Your task
Transcribe the material in full, exactly as written.

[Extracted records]

· · · · · · ·

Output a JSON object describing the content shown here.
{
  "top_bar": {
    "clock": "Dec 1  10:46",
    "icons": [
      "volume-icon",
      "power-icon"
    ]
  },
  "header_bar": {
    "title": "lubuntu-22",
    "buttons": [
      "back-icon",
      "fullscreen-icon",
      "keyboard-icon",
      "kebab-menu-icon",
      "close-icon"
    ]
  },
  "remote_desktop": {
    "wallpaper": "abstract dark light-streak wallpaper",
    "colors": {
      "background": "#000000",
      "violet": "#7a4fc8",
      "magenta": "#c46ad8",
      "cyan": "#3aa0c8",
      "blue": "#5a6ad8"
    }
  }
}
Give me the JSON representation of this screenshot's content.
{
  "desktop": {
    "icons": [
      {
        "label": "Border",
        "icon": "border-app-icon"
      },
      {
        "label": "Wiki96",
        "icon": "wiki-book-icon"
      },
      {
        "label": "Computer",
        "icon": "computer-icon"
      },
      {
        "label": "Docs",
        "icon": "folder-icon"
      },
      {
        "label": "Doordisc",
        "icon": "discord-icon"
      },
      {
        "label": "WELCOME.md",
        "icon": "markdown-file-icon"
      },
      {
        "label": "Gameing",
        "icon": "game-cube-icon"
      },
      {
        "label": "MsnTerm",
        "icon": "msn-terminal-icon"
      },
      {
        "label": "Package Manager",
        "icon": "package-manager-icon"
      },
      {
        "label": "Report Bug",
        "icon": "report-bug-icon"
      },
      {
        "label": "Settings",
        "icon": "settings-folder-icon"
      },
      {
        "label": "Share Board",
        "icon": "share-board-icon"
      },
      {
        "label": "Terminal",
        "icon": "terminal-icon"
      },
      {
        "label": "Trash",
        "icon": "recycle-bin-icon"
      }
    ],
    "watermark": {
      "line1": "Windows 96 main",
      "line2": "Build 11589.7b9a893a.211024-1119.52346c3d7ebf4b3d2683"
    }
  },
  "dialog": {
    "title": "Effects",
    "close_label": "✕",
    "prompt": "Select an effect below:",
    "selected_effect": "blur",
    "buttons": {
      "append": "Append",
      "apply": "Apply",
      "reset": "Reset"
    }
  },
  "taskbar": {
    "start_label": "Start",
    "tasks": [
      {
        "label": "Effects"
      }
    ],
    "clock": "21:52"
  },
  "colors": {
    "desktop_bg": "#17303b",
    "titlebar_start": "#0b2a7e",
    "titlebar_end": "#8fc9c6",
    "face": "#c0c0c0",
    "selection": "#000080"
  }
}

· · · · · · ·

Finished exercise
Output a JSON object describing the content shown here.
{
  "top_bar": {
    "clock": "Dec 1  10:46",
    "icons": [
      "volume-icon",
      "power-icon"
    ]
  },
  "header_bar": {
    "title": "lubuntu-22",
    "buttons": [
      "back-icon",
      "fullscreen-icon",
      "keyboard-icon",
      "kebab-menu-icon",
      "close-icon"
    ]
  },
  "remote_desktop": {
    "wallpaper": "abstract dark light-streak wallpaper",
    "colors": {
      "background": "#000000",
      "violet": "#7a4fc8",
      "magenta": "#c46ad8",
      "cyan": "#3aa0c8",
      "blue": "#5a6ad8"
    }
  }
}
Give me the JSON representation of this screenshot's content.
{
  "desktop": {
    "icons": [
      {
        "label": "Border",
        "icon": "border-app-icon"
      },
      {
        "label": "Wiki96",
        "icon": "wiki-book-icon"
      },
      {
        "label": "Computer",
        "icon": "computer-icon"
      },
      {
        "label": "Docs",
        "icon": "folder-icon"
      },
      {
        "label": "Doordisc",
        "icon": "discord-icon"
      },
      {
        "label": "WELCOME.md",
        "icon": "markdown-file-icon"
      },
      {
        "label": "Gameing",
        "icon": "game-cube-icon"
      },
      {
        "label": "MsnTerm",
        "icon": "msn-terminal-icon"
      },
      {
        "label": "Package Manager",
        "icon": "package-manager-icon"
      },
      {
        "label": "Report Bug",
        "icon": "report-bug-icon"
      },
      {
        "label": "Settings",
        "icon": "settings-folder-icon"
      },
      {
        "label": "Share Board",
        "icon": "share-board-icon"
      },
      {
        "label": "Terminal",
        "icon": "terminal-icon"
      },
      {
        "label": "Trash",
        "icon": "recycle-bin-icon"
      }
    ],
    "watermark": {
      "line1": "Windows 96 main",
      "line2": "Build 11589.7b9a893a.211024-1119.52346c3d7ebf4b3d2683"
    }
  },
  "dialog": {
    "title": "Effects",
    "close_label": "✕",
    "prompt": "Select an effect below:",
    "selected_effect": "blur",
    "buttons": {
      "append": "Append",
      "apply": "Apply",
      "reset": "Reset"
    }
  },
  "taskbar": {
    "start_label": "Start",
    "tasks": [
      {
        "label": "Effects"
      }
    ],
    "clock": "21:52"
  },
  "colors": {
    "desktop_bg": "#17303b",
    "titlebar_start": "#0b2a7e",
    "titlebar_end": "#8fc9c6",
    "face": "#c0c0c0",
    "selection": "#000080"
  }
}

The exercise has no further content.